## begin Records supplied

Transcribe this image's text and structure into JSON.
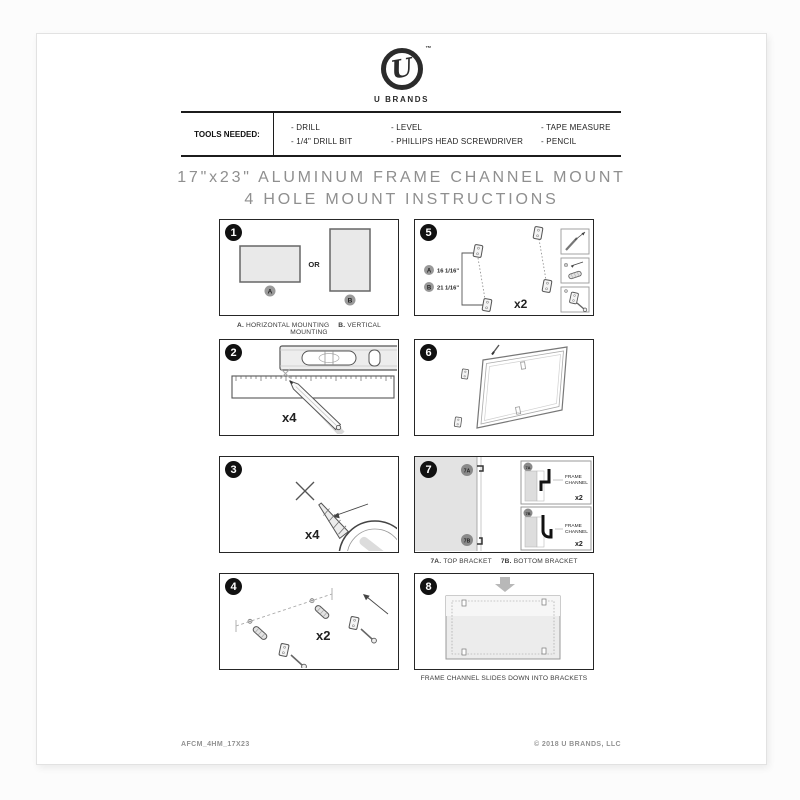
{
  "brand": {
    "logo_letter": "U",
    "trademark": "™",
    "name": "U BRANDS"
  },
  "tools": {
    "label": "TOOLS NEEDED:",
    "col1": [
      "- DRILL",
      "- 1/4\" DRILL BIT"
    ],
    "col2": [
      "- LEVEL",
      "- PHILLIPS HEAD SCREWDRIVER"
    ],
    "col3": [
      "- TAPE MEASURE",
      "- PENCIL"
    ]
  },
  "title": {
    "line1": "17\"x23\" ALUMINUM FRAME CHANNEL MOUNT",
    "line2": "4 HOLE MOUNT INSTRUCTIONS"
  },
  "steps": {
    "s1": {
      "number": "1",
      "or_label": "OR",
      "marker_a": "A",
      "marker_b": "B",
      "caption_a_key": "A.",
      "caption_a": "HORIZONTAL MOUNTING",
      "caption_b_key": "B.",
      "caption_b": "VERTICAL MOUNTING"
    },
    "s2": {
      "number": "2",
      "qty": "x4"
    },
    "s3": {
      "number": "3",
      "qty": "x4"
    },
    "s4": {
      "number": "4",
      "qty": "x2"
    },
    "s5": {
      "number": "5",
      "marker_a": "A",
      "dim_a": "16 1/16\"",
      "marker_b": "B",
      "dim_b": "21 1/16\"",
      "qty": "x2"
    },
    "s6": {
      "number": "6"
    },
    "s7": {
      "number": "7",
      "badge_a": "7A",
      "badge_b": "7B",
      "detail_label_1": "FRAME",
      "detail_label_2": "CHANNEL",
      "detail_qty": "x2",
      "caption_a_key": "7A.",
      "caption_a": "TOP BRACKET",
      "caption_b_key": "7B.",
      "caption_b": "BOTTOM BRACKET"
    },
    "s8": {
      "number": "8",
      "caption": "FRAME CHANNEL SLIDES DOWN INTO BRACKETS"
    }
  },
  "footer": {
    "left": "AFCM_4HM_17X23",
    "right": "© 2018 U BRANDS, LLC"
  },
  "colors": {
    "ink": "#1c1c1c",
    "title_gray": "#8f8f8f",
    "panel_fill": "#e9e9e9",
    "badge": "#111111"
  },
  "icons": {
    "logo": "u-script-circle-icon",
    "level": "bubble-level-icon",
    "ruler": "ruler-icon",
    "pencil": "pencil-icon",
    "drill_bit": "drill-bit-icon",
    "drill_chuck": "drill-chuck-icon",
    "wall_anchor": "wall-anchor-icon",
    "screw": "screw-icon",
    "bracket": "mounting-bracket-icon",
    "frame": "frame-icon",
    "down_arrow": "down-arrow-icon"
  }
}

## end Records supplied

# [Exercise objective]
Of the lines above, copy each that contains "BRANDS".

# [The completed task]
    "name": "U BRANDS"
    "right": "© 2018 U BRANDS, LLC"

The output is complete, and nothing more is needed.